■ Problem statement
Pull each line containing "caption" out of the data and copy it.

========

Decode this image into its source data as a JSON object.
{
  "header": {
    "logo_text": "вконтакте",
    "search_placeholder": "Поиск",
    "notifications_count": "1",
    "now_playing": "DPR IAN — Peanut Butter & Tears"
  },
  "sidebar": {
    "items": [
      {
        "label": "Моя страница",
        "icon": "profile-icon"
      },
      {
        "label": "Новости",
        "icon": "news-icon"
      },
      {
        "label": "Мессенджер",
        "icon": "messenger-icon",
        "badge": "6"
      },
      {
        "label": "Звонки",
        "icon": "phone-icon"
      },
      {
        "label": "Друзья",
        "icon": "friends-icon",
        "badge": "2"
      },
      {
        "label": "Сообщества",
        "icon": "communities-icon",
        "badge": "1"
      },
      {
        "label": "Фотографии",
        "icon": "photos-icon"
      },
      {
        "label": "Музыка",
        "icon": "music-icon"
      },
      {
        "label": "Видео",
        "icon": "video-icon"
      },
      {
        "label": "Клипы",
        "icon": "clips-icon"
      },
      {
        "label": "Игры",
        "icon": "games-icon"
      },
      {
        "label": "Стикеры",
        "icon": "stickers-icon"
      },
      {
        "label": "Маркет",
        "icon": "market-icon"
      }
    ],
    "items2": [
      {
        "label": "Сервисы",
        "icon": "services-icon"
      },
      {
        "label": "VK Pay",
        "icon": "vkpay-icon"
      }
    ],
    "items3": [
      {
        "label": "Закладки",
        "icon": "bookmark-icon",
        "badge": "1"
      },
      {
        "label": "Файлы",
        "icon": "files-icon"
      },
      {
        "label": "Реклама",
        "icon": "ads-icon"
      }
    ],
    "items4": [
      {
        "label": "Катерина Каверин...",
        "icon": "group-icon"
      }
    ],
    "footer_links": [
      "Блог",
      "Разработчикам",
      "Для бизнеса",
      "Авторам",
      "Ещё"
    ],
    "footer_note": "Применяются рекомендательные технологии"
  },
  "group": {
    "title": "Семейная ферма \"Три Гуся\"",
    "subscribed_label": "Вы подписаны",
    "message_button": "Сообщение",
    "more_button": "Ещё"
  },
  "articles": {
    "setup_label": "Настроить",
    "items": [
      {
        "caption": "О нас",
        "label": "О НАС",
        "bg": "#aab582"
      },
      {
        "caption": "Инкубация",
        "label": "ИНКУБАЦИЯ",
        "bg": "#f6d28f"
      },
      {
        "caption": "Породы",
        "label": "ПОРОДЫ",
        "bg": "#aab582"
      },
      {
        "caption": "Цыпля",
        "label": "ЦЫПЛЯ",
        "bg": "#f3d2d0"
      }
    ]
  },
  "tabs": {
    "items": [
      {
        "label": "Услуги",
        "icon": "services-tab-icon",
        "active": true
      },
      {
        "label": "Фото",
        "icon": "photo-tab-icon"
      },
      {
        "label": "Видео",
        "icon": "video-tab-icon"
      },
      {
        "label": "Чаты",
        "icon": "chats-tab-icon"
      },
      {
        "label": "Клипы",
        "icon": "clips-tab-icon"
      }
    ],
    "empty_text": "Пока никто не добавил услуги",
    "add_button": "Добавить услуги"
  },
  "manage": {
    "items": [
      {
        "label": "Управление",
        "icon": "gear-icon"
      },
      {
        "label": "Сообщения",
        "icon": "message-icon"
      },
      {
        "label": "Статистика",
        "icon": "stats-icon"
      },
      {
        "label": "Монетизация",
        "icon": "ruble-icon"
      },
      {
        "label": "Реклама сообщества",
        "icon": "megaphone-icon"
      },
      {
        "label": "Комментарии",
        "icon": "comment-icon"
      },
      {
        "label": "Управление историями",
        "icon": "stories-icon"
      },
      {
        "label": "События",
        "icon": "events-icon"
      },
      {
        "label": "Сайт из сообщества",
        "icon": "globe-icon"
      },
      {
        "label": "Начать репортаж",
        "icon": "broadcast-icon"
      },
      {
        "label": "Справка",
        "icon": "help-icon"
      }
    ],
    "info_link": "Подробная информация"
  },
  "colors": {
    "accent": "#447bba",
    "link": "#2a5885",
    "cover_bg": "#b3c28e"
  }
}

========

■ Exercise output
        "caption": "О нас",
        "caption": "Инкубация",
        "caption": "Породы",
        "caption": "Цыпля",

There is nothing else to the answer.